- _Supplied passage_:

[start]

Description of problem: ----------------------- On our system of Linux Advance Server 4.6, warm boot test will hang from time to time. By probing the system with "Intel In-Target Probe" and checking with "System.map-2.6.9-67.ELsmp", we found that the CPU falled into a forever loop in __delay(), linux-2.6.9-final/arch/x86_64/lib/delay.c . The kernel source code is listed as follows: void __delay(unsigned long loops) { unsigned long bclock, now; rdtscl(bclock); do { rep_nop(); rdtscl(now); } while((now-bclock) < loops); } And the corresponding assembly code is listed below: rdtsc mov rcx, rax loop: pause rdtsc sub rax, rcx cmp rax, rdi jb loop ret This piece of code may lead problem on TSC value wrap-up. For example, if the rcx (bclock) is 0xfffffffffffffffe in the beginning, and the next rax (now) are 3, 15, 27 .... and so on. The system may hang up on __delay() . Version-Release number of selected component (if applicable): ------------------------------------------------------------- Linux kernel version : 2.6.9-67 How reproducible: ----------------- Just repeat to warm boot via cron job. Steps to Reproduce: 1. add "*/5 * * * * date > reboot.log; /sbin/reboot" into crontab
Created attachment 312012 [details] Intel In-Target Probe snapshot
Cheng, please attach a sysreport from the system. Thanks, P.
I came up with a proposed patch and started testing and came across a similar issue which appears to have been resolved upstream. __delay can be restarted on another processor. When this happens the values of bclock and now are bogus and this causes wackiness within the __delay function. I'll submit a patch for both issues. P.
The more I look at this issue, the more I agree that while this is a bug I wonder if this is really the issue the reporter is hitting. The tsc is a 64-bit counter linked to the frequency of the CPU. For simplicity, let's assume that the CPU frequency is 2.0 GHz. That means the tsc will wrap every 4G X 2 seconds (64 bits divided by 31 bits). AFAICT, that is roughly 2.3 million hours, or ~ 100,000 days, or 200 years. (If I have my math right) I suppose that quantatw could have run a system this long ;). IMO, it is much more likely that the quantatw ran into the strange issue I ran into -- the __delay was suspended and restarted on another CPU. P.
Marking as NOTABUG. P.
1. After refering linux-2.6.26/arch/x86/lib/delay_64.c to modify __delay(), the system passed warm boot testing for more than 5 days. While it will hang up every 2~3 dayes warm boot testing before. The code is listed below for convenience: void __delay(unsigned long loops) { unsigned bclock, now; int cpu; preempt_disable(); cpu = smp_processor_id(); rdtscl(bclock); for (;;) { rdtscl(now); if ((now - bclock) >= loops) break; /* Allow RT tasks to run */ preempt_enable(); rep_nop(); preempt_disable(); /* * It is possible that we moved to another CPU, and * since TSC's are per-cpu we need to calculate * that. The delay must guarantee that we wait "at * least" the amount of time. Being moved to another * CPU could make the wait longer but we just need to * make sure we waited long enough. Rebalance the * counter for this CPU. */ if (unlikely(cpu != smp_processor_id())) { loops -= (now - bclock); cpu = smp_processor_id(); rdtscl(bclock); } } preempt_enable(); } 2. Since all the series of server machines under developing are scheduled to perform other tests. I am sorry that i could not gather sysreport.

[end]

(Dataset excerpt)

[start]

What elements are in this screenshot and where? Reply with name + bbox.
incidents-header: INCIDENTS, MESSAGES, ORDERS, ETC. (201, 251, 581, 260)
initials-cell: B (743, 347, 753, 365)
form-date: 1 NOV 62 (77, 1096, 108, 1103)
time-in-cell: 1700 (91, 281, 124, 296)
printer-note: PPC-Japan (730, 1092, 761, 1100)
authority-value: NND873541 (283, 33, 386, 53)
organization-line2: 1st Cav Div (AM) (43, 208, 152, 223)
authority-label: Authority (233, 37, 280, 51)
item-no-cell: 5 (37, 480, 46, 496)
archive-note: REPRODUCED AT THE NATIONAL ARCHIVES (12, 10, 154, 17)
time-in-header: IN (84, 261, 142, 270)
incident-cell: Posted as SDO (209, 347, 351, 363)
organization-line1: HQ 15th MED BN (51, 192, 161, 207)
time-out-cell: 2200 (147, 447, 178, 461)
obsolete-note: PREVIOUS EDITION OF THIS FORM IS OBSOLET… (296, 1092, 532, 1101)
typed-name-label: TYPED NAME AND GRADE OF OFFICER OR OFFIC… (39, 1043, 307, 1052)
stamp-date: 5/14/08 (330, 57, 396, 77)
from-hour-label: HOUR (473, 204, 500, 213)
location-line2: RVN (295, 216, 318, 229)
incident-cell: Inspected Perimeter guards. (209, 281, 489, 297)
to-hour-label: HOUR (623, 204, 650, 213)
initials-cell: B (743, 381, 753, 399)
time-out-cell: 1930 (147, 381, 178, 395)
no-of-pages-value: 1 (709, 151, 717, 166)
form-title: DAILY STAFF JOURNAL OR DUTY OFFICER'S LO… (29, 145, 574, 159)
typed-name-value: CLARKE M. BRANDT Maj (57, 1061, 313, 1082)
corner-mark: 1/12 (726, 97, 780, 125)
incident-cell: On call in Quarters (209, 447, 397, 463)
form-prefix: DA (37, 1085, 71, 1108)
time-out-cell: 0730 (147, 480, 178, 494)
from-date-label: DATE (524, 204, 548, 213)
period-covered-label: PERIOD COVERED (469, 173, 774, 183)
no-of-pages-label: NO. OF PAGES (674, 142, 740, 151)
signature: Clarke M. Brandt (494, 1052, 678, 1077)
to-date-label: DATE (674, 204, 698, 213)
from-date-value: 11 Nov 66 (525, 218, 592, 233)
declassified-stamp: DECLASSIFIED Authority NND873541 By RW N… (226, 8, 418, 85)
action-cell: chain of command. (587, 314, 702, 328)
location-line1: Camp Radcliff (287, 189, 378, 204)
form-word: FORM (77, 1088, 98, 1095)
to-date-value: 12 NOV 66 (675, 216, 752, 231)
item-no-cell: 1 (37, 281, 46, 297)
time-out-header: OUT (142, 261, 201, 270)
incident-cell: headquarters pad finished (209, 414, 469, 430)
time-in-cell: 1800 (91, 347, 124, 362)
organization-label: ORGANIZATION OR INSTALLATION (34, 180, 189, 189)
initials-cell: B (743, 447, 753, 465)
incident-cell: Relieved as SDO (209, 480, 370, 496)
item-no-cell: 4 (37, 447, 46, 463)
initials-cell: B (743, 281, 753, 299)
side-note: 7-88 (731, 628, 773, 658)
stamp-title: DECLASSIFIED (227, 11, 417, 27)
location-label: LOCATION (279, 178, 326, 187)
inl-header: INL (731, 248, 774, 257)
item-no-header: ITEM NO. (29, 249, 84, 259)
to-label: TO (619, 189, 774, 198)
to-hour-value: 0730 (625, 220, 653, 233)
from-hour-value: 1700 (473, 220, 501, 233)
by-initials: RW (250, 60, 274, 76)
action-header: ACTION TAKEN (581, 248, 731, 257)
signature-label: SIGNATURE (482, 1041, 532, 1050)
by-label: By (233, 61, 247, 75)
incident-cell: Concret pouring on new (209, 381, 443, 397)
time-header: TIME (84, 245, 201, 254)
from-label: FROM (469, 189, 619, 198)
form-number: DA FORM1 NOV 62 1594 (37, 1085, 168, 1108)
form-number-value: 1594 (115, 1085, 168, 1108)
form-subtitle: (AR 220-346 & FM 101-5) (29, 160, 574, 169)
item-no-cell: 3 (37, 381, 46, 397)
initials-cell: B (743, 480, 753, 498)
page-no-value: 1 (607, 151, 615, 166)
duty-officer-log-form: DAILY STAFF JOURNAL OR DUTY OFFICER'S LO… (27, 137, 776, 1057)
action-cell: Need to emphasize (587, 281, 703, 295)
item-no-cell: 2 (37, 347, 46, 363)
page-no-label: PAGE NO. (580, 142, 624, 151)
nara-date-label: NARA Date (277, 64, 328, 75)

[end]

- _Problem set_:
[1] In the thread about the kernel __delay hang, how long did the system pass warm boot testing after __delay() was changed to follow linux-2.6.26?
[2] Carry on the thread about the kernel __delay hang from its final comment.

- _Per-task answers_:
[1] More than 5 days.

[2]
Fred, are you saying that you are hitting the issue described in comment #4? That switching between CPUs is causing your problem? I'm confused -- because your initial bug report implies that you thought you had a tsc overflow issue. P.
In the beginning, we guess the problem is due to TSC value wrap-up. But after bug re-producing and investigation, we switch to the direction as described in http://www.chineselinuxuniversity.net/articles/12762.shtml . Therefore, we modify __delay() and verify it. PS. By probing with ITP, the BSP is in __delay() and the other three AP are all in smp_really_stop_cpu(). In principle, the other processors will not restart __delay(). void smp_stop_cpu(void) { /* * Remove this CPU: */ cpu_clear(smp_processor_id(), cpu_online_map); local_irq_disable(); disable_local_APIC(); local_irq_enable(); } static void smp_really_stop_cpu(void *dummy) { smp_stop_cpu(); for (;;) asm("hlt"); }
Fred, AFAICT, in order for this to happen, CONFIG_PREEMPT must be on in the .config -- it isn't in RHEL5. So I suspect that there is something else going on. Could you attach your test program to this BZ? I'll run the test to see if I can hit the issue. P.
Hi Prarit, The OS version in issue is RedHat AS 4 update 6 rather than RHEL5. As i check the system files, CONFIG_PREEMPT in .config is off. Our test procedure is via crontab: */5 * * * * echo "reboot test"; date > reboot.log; /sbin/reboot BTW, in our another project (different hardware architecture) SLES 10 also hang up on __delay() after about 9 days of warm-boot tests.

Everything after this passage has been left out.